Omit all pictures, then retype the data exactly as given.
— Start INPUT MATERIAL —
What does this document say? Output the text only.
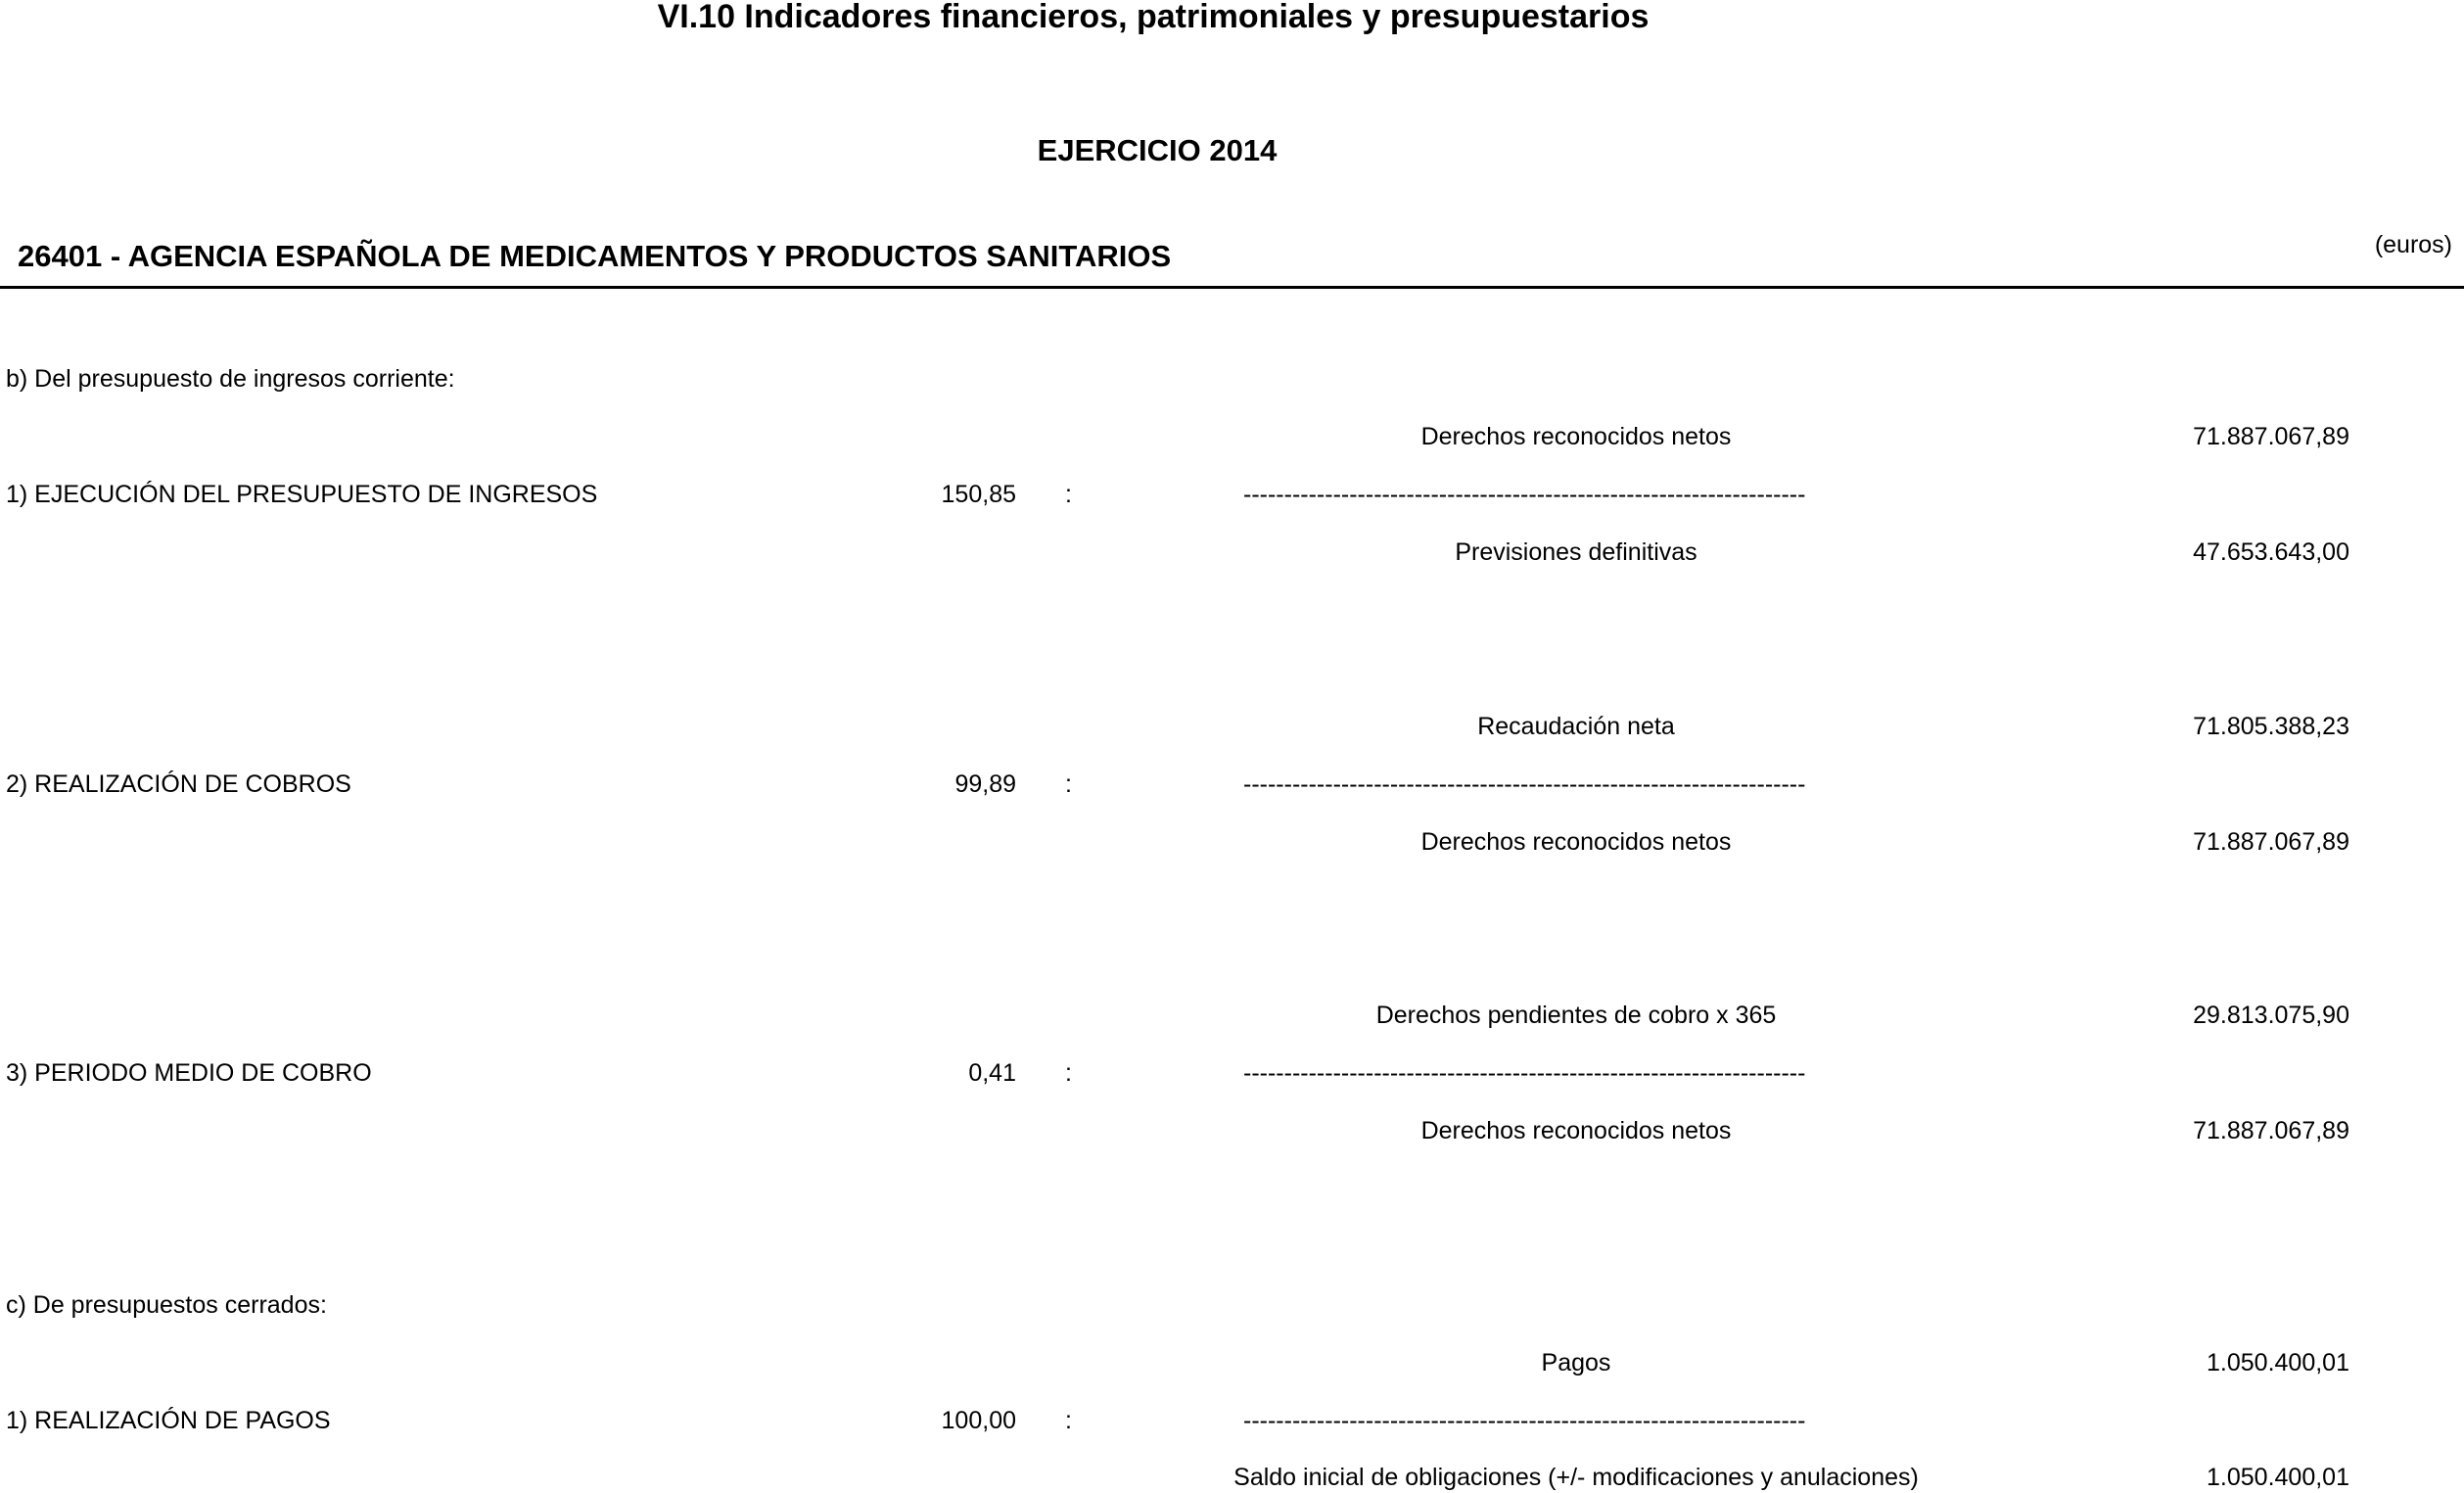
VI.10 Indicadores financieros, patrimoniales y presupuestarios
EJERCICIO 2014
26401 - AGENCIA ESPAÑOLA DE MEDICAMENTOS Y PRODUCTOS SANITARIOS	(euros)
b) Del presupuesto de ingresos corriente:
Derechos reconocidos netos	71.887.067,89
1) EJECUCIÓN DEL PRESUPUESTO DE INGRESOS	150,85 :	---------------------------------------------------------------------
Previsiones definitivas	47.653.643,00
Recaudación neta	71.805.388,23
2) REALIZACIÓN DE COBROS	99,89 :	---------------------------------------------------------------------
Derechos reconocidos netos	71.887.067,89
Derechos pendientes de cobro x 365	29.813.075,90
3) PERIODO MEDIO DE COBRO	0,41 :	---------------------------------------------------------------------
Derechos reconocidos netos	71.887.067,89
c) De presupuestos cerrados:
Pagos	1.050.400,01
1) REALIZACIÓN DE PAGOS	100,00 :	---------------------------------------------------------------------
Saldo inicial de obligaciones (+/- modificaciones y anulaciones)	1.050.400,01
— End INPUT MATERIAL —
• **SOLVED PROBLEM**:
What does this document say? Output the text only.
VI.10 Indicadores financieros, patrimoniales y presupuestarios
EJERCICIO 2014
26401 - AGENCIA ESPAÑOLA DE MEDICAMENTOS Y PRODUCTOS SANITARIOS	(euros)
b) Del presupuesto de ingresos corriente:
Derechos reconocidos netos	71.887.067,89
1) EJECUCIÓN DEL PRESUPUESTO DE INGRESOS	150,85 :	---------------------------------------------------------------------
Previsiones definitivas	47.653.643,00
Recaudación neta	71.805.388,23
2) REALIZACIÓN DE COBROS	99,89 :	---------------------------------------------------------------------
Derechos reconocidos netos	71.887.067,89
Derechos pendientes de cobro x 365	29.813.075,90
3) PERIODO MEDIO DE COBRO	0,41 :	---------------------------------------------------------------------
Derechos reconocidos netos	71.887.067,89
c) De presupuestos cerrados:
Pagos	1.050.400,01
1) REALIZACIÓN DE PAGOS	100,00 :	---------------------------------------------------------------------
Saldo inicial de obligaciones (+/- modificaciones y anulaciones)	1.050.400,01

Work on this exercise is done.